[Begin Provided records]

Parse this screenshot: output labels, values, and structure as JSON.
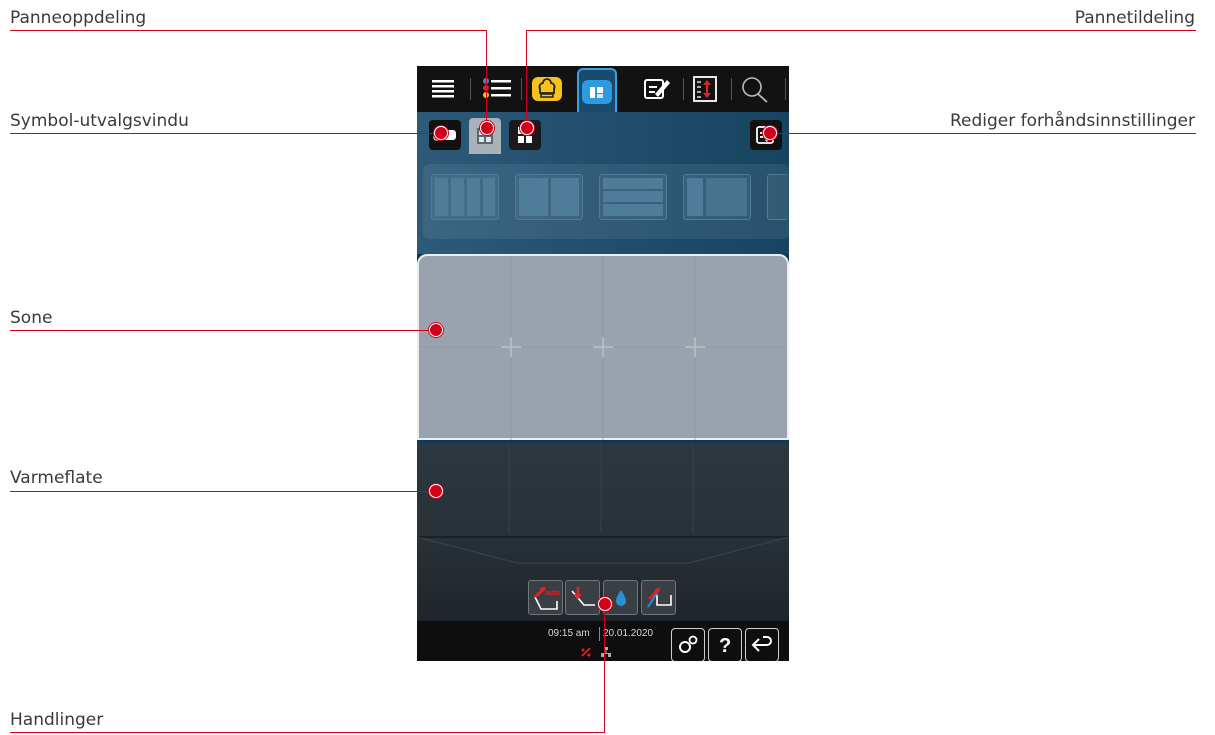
{
  "callouts": {
    "panneoppdeling": "Panneoppdeling",
    "pannetildeling": "Pannetildeling",
    "symbol_utvalgsvindu": "Symbol-utvalgsvindu",
    "rediger": "Rediger forhåndsinnstillinger",
    "sone": "Sone",
    "varmeflate": "Varmeflate",
    "handlinger": "Handlinger"
  },
  "topbar_icons": [
    "menu-lines-icon",
    "settings-sliders-icon",
    "chef-hat-icon",
    "pan-layout-icon",
    "edit-icon",
    "height-adjust-icon",
    "search-icon"
  ],
  "actions": [
    "auto-tilt-icon",
    "lower-icon",
    "water-icon",
    "fill-icon"
  ],
  "status": {
    "time": "09:15 am",
    "date": "20.01.2020"
  },
  "bottom_buttons": [
    "settings-gear-icon",
    "help-icon",
    "back-arrow-icon"
  ],
  "colors": {
    "callout_red": "#d0021b",
    "active_blue": "#3aa0e0",
    "chef_yellow": "#f7c21c"
  }
}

[End Provided records]

What is needed: Among the entries above, how many lines hold the string "settings"? Respond with nothing but the number.

Right answer: 2